══ Records supplied ══

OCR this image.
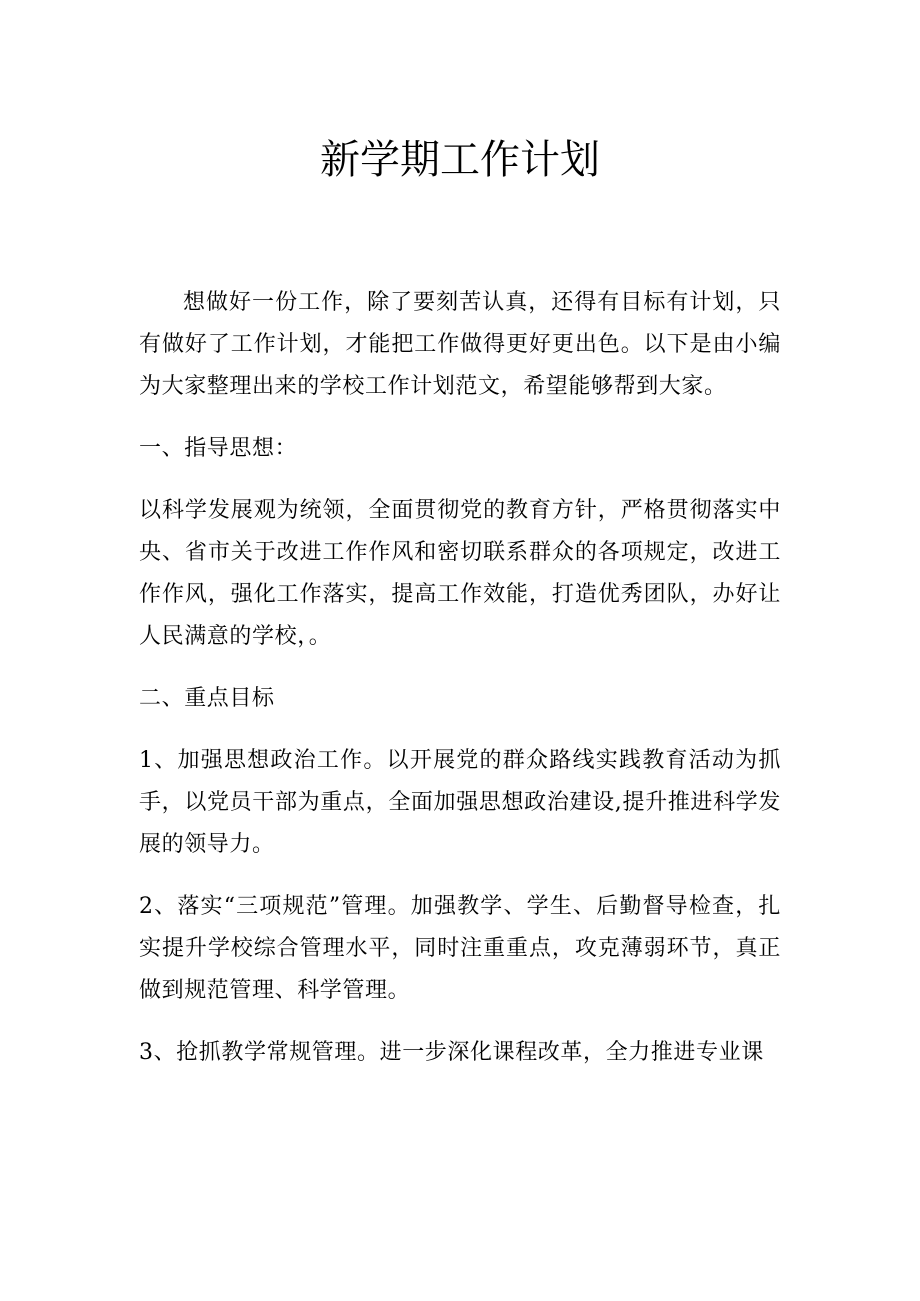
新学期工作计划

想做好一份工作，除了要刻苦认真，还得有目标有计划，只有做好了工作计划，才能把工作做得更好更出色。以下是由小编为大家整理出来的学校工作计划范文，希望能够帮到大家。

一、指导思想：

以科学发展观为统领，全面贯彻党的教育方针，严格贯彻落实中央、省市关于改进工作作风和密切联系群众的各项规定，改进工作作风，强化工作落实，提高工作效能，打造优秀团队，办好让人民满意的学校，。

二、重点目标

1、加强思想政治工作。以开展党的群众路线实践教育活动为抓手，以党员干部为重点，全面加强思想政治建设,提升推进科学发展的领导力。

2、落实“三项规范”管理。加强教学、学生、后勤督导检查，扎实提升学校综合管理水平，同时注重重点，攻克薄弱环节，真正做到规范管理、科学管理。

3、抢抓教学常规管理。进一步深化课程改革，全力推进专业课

═══
══ Records supplied ══

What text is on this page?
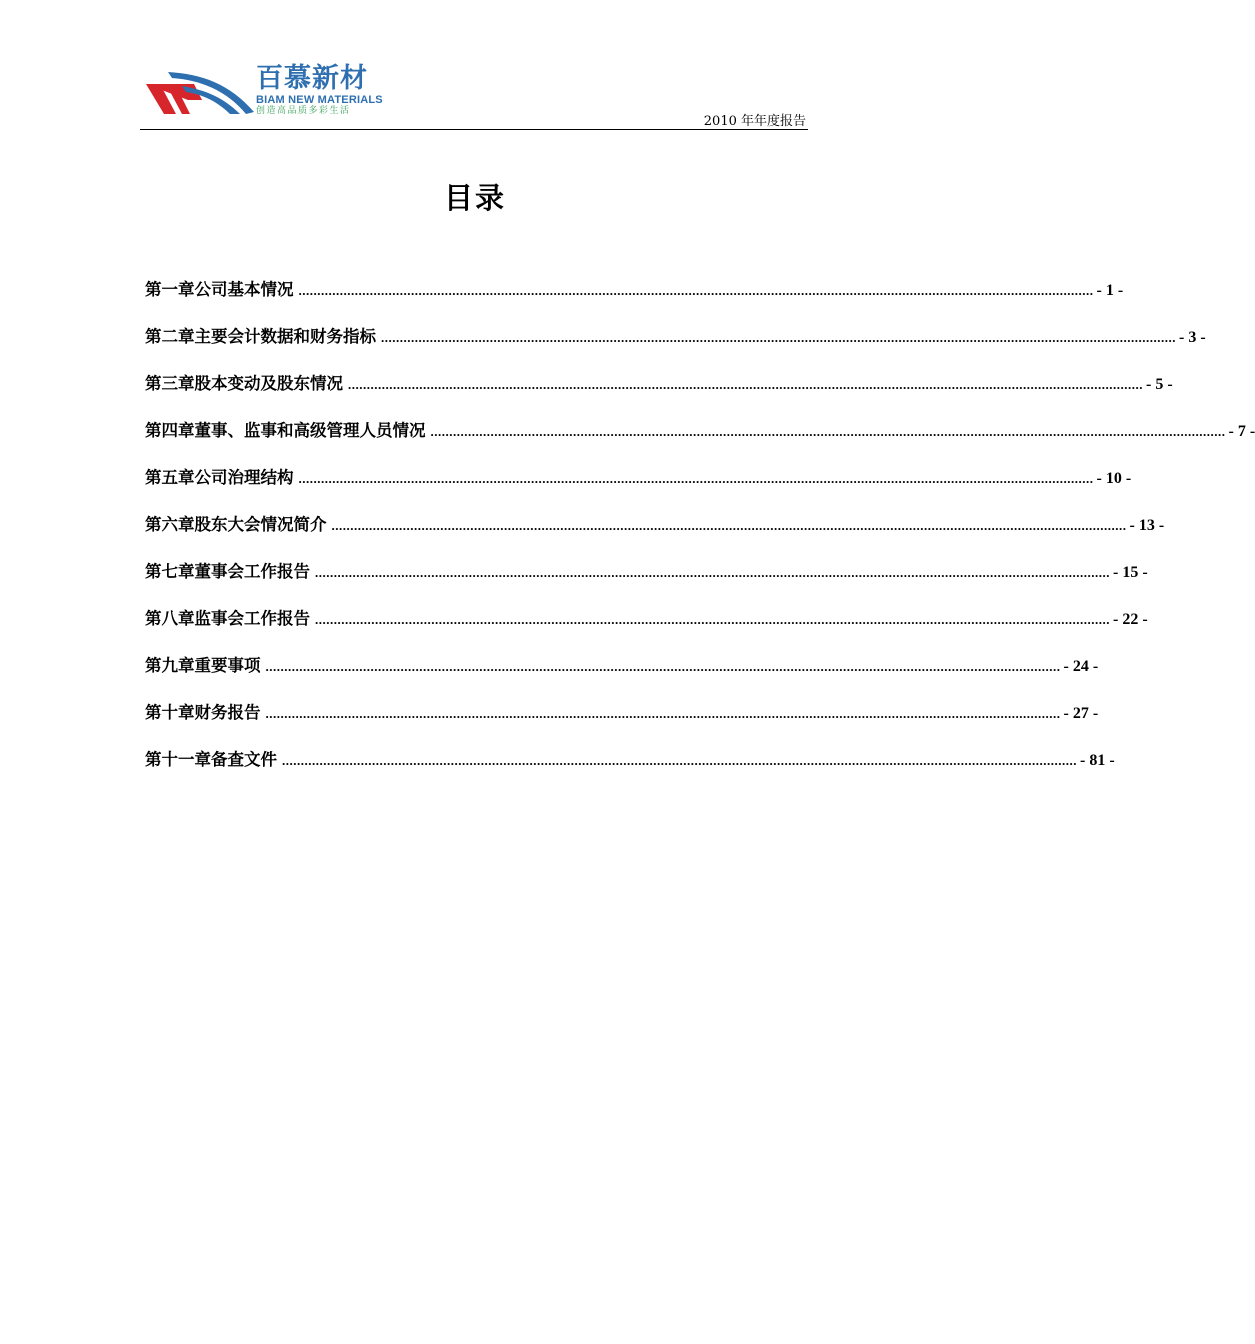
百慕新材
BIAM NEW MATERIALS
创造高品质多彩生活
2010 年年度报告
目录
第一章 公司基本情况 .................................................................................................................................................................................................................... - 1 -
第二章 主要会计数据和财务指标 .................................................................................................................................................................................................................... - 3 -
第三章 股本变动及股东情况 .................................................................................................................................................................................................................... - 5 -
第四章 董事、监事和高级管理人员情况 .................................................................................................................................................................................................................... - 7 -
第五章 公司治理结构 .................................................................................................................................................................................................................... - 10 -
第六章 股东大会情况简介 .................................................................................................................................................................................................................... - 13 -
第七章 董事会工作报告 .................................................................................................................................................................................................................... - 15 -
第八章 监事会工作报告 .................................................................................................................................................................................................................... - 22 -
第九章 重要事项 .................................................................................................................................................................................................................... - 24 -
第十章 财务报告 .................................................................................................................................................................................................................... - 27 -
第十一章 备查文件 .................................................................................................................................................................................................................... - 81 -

═══

__Exercise__
Search the records for the word "this" and copy every line where it occurs.

__Full response__
OCR this image.
What text is on this page?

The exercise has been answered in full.